[Start of Task material]
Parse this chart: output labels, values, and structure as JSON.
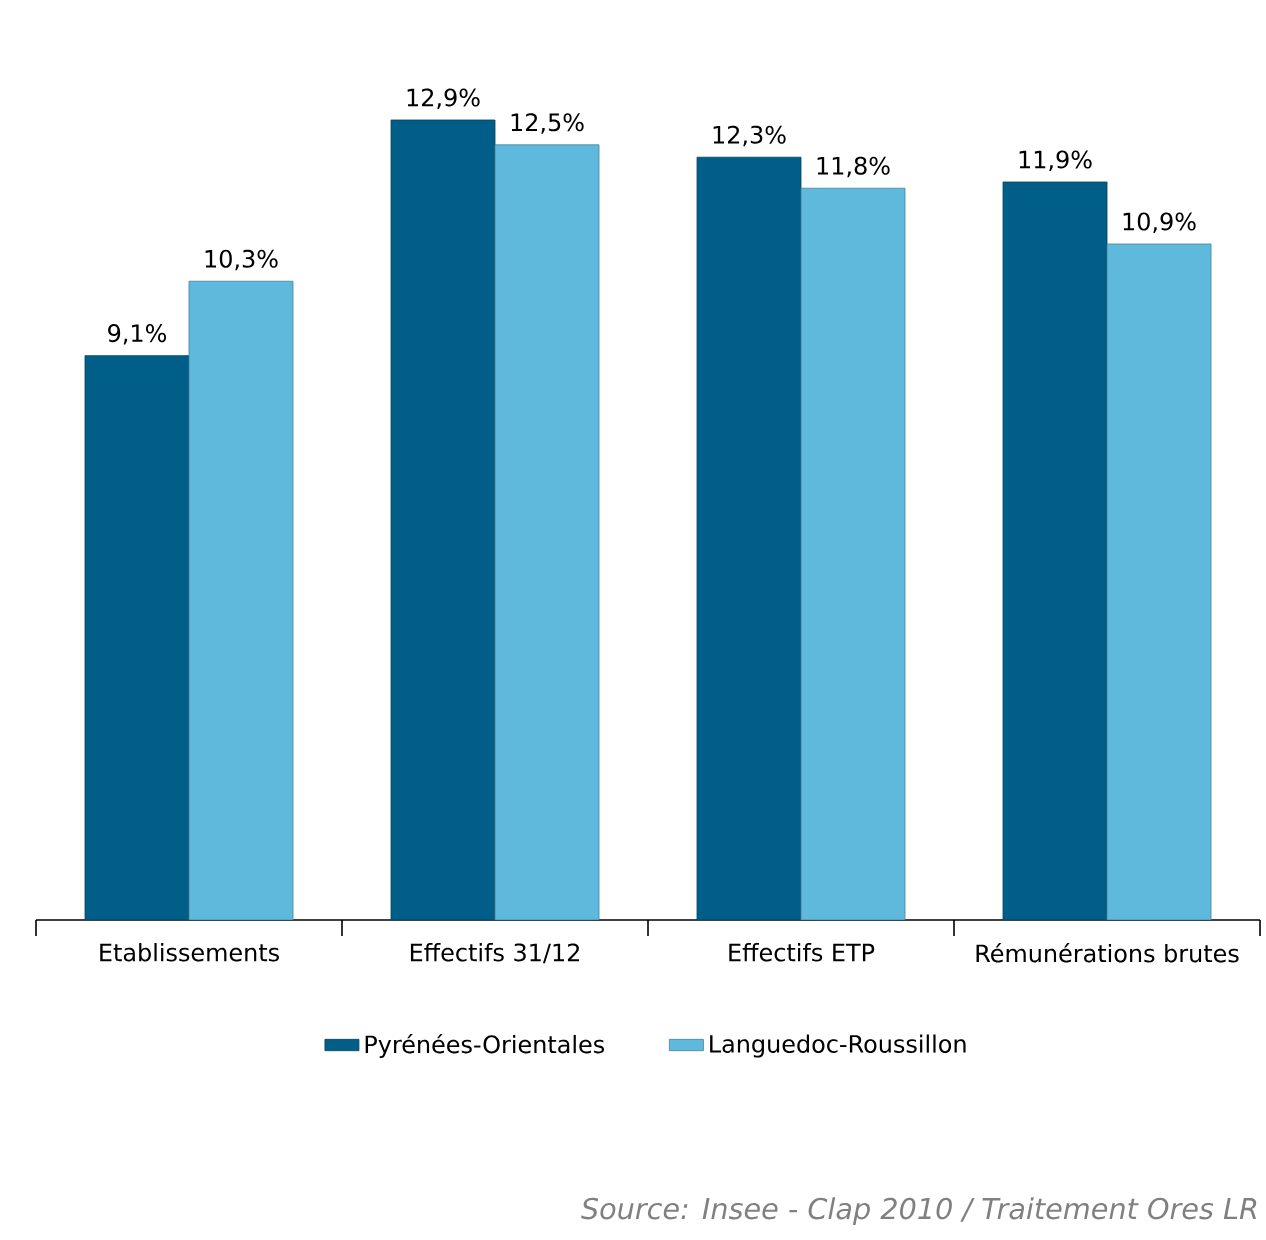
{
  "chart_data": {
    "type": "bar",
    "categories": [
      "Etablissements",
      "Effectifs 31/12",
      "Effectifs ETP",
      "Rémunérations brutes"
    ],
    "series": [
      {
        "name": "Pyrénées-Orientales",
        "color": "#005e88",
        "values": [
          9.1,
          12.9,
          12.3,
          11.9
        ],
        "value_labels": [
          "9,1%",
          "12,9%",
          "12,3%",
          "11,9%"
        ]
      },
      {
        "name": "Languedoc-Roussillon",
        "color": "#5fb9dd",
        "values": [
          10.3,
          12.5,
          11.8,
          10.9
        ],
        "value_labels": [
          "10,3%",
          "12,5%",
          "11,8%",
          "10,9%"
        ]
      }
    ],
    "legend": "bottom",
    "grid": false,
    "annotations": [
      "Source: Insee - Clap 2010 / Traitement Ores LR"
    ]
  }
}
[End of Task material]
→ Task objective
Exclude the pictures. Write out the remaining data exactly.

→ Exercise answer
Parse this chart: output labels, values, and structure as JSON.
{
  "chart_data": {
    "type": "bar",
    "categories": [
      "Etablissements",
      "Effectifs 31/12",
      "Effectifs ETP",
      "Rémunérations brutes"
    ],
    "series": [
      {
        "name": "Pyrénées-Orientales",
        "color": "#005e88",
        "values": [
          9.1,
          12.9,
          12.3,
          11.9
        ],
        "value_labels": [
          "9,1%",
          "12,9%",
          "12,3%",
          "11,9%"
        ]
      },
      {
        "name": "Languedoc-Roussillon",
        "color": "#5fb9dd",
        "values": [
          10.3,
          12.5,
          11.8,
          10.9
        ],
        "value_labels": [
          "10,3%",
          "12,5%",
          "11,8%",
          "10,9%"
        ]
      }
    ],
    "legend": "bottom",
    "grid": false,
    "annotations": [
      "Source: Insee - Clap 2010 / Traitement Ores LR"
    ]
  }
}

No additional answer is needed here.